WHAT THE TASK REQUIRES: Give only a count of the lines that include the string "data".

RECORDS:
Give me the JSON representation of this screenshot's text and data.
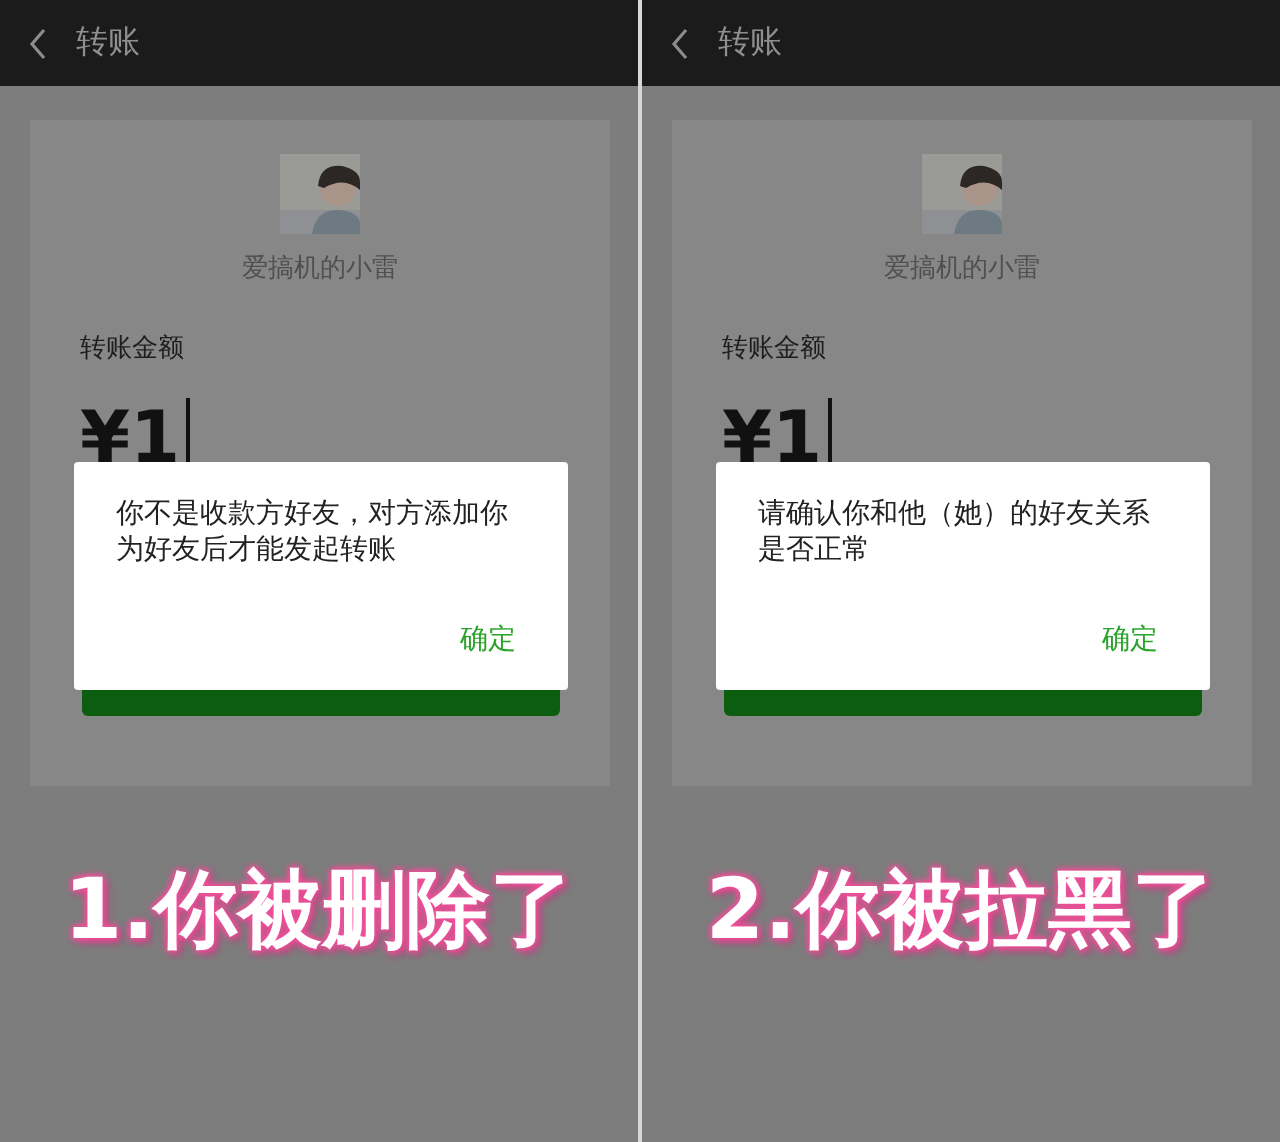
{
  "panels": [
    {
      "nav": {
        "title": "转账"
      },
      "payee": {
        "name": "爱搞机的小雷"
      },
      "amount_label": "转账金额",
      "amount": "¥1",
      "dialog": {
        "message": "你不是收款方好友，对方添加你为好友后才能发起转账",
        "button": "确定"
      },
      "caption": "1.你被删除了"
    },
    {
      "nav": {
        "title": "转账"
      },
      "payee": {
        "name": "爱搞机的小雷"
      },
      "amount_label": "转账金额",
      "amount": "¥1",
      "dialog": {
        "message": "请确认你和他（她）的好友关系是否正常",
        "button": "确定"
      },
      "caption": "2.你被拉黑了"
    }
  ]
}
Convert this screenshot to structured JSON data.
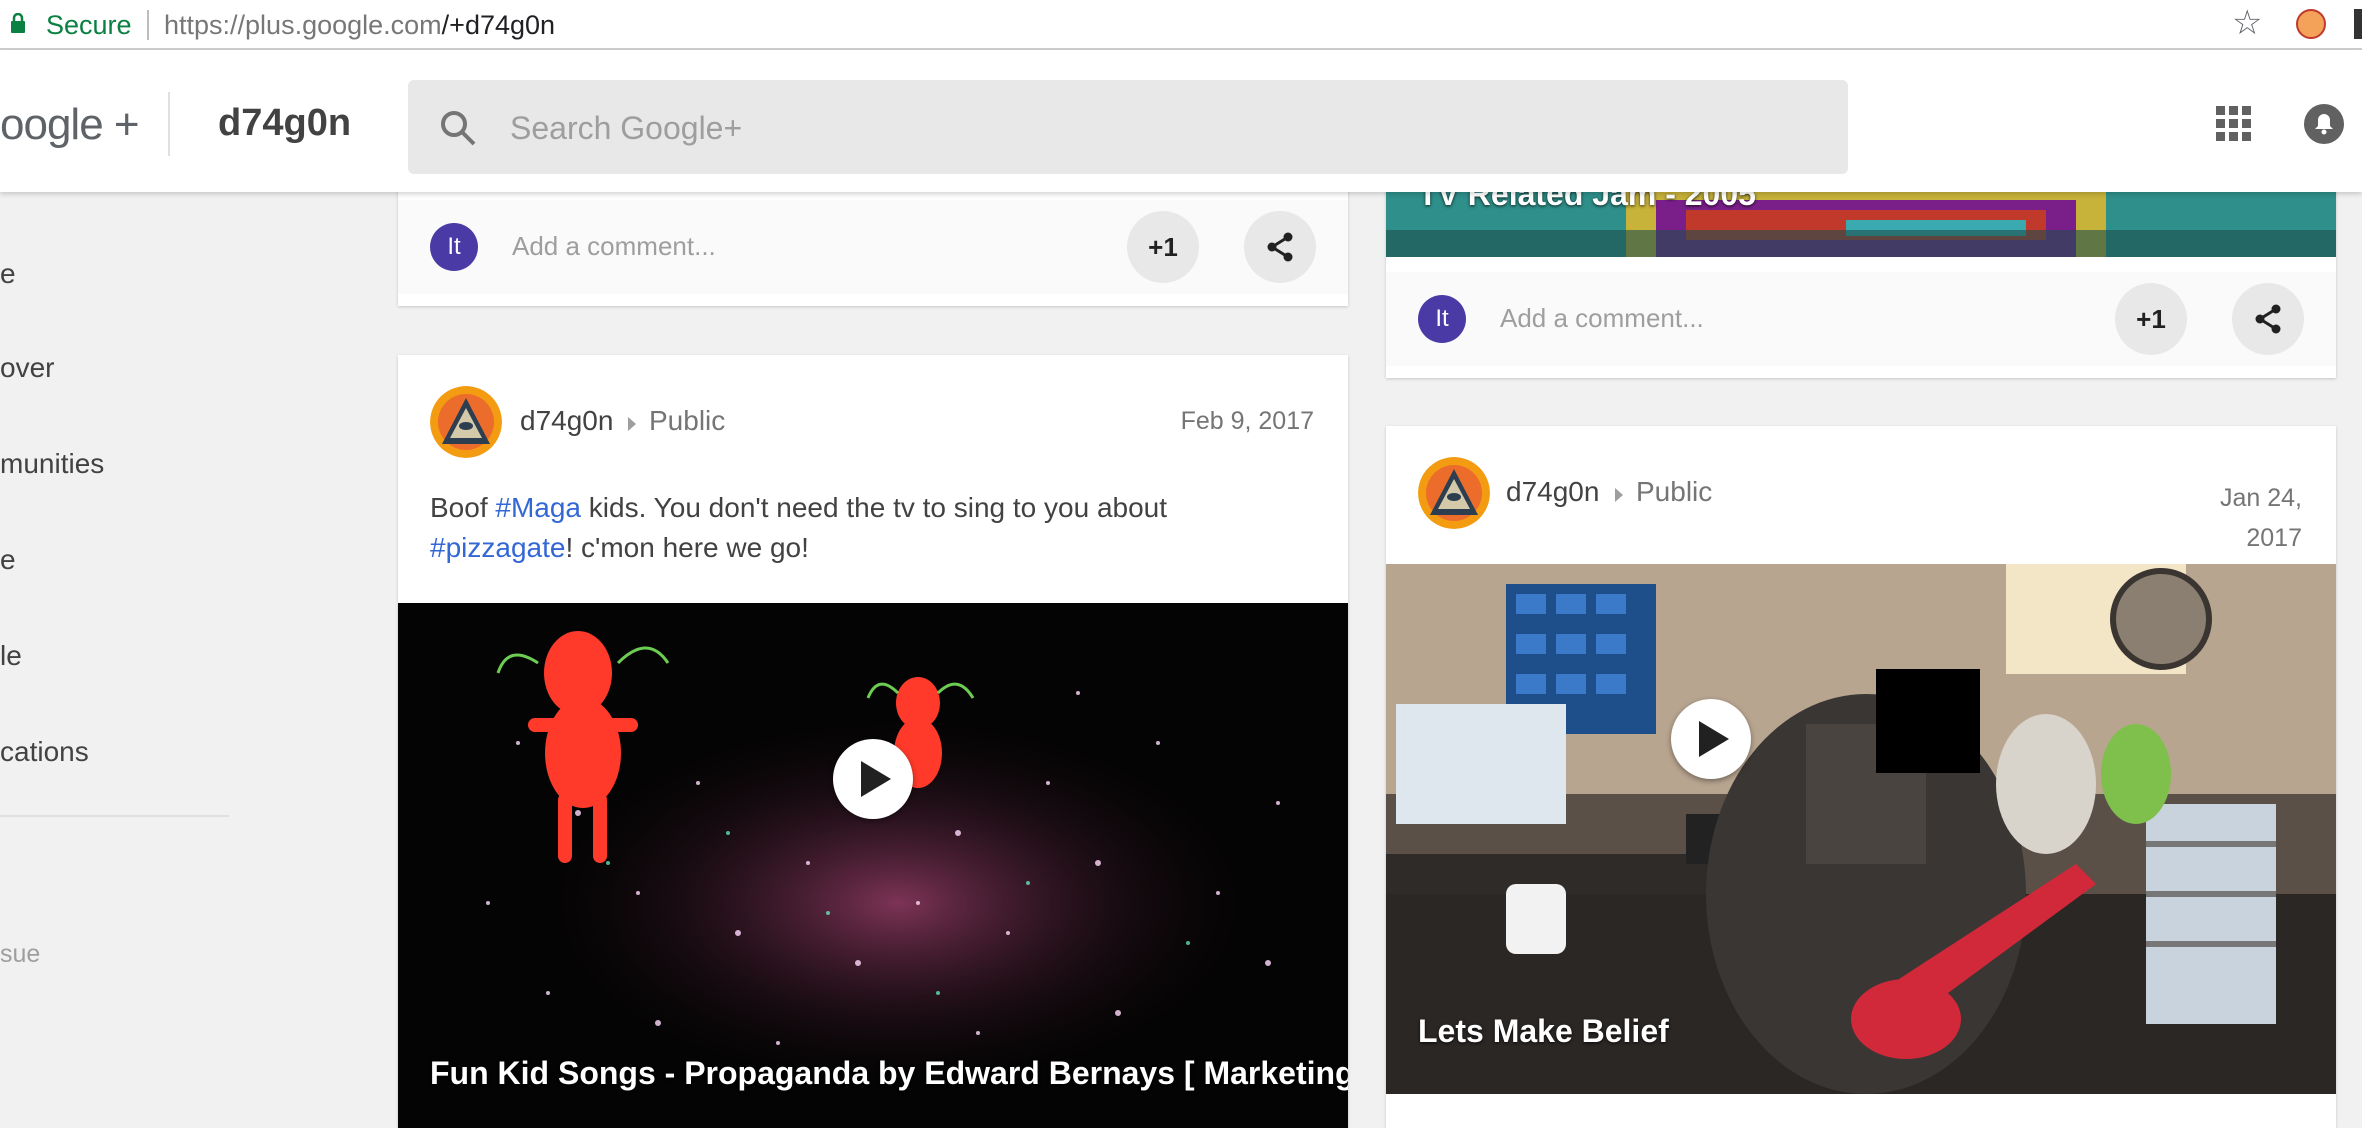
{
  "browser": {
    "secure_label": "Secure",
    "url_host": "https://plus.google.com",
    "url_path": "/+d74g0n"
  },
  "header": {
    "logo_text": "oogle +",
    "profile_name": "d74g0n",
    "search_placeholder": "Search Google+"
  },
  "sidebar": {
    "items": [
      {
        "label": "e"
      },
      {
        "label": "over"
      },
      {
        "label": "munities"
      },
      {
        "label": "e"
      },
      {
        "label": "le"
      },
      {
        "label": "cations"
      }
    ],
    "issue_label": "sue"
  },
  "left_column": {
    "top_card": {
      "commenter_initials": "It",
      "comment_placeholder": "Add a comment...",
      "plus_one_label": "+1"
    },
    "post": {
      "author": "d74g0n",
      "visibility": "Public",
      "date": "Feb 9, 2017",
      "text_before_1": "Boof ",
      "hashtag_1": "#Maga",
      "text_after_1": " kids.  You don't need the tv to sing to you about",
      "hashtag_2": "#pizzagate",
      "text_after_2": "! c'mon here we go!",
      "video_title": "Fun Kid Songs - Propaganda by Edward Bernays [ Marketing ..."
    }
  },
  "right_column": {
    "top_card": {
      "video_title_partial": "TV Related Jam - 2005",
      "commenter_initials": "It",
      "comment_placeholder": "Add a comment...",
      "plus_one_label": "+1"
    },
    "post": {
      "author": "d74g0n",
      "visibility": "Public",
      "date_line1": "Jan 24,",
      "date_line2": "2017",
      "video_title": "Lets Make Belief"
    }
  },
  "colors": {
    "hashtag": "#3367d6",
    "secure_green": "#0b8043",
    "commenter_avatar": "#4a3aa6"
  }
}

TASK OUTPUT: 2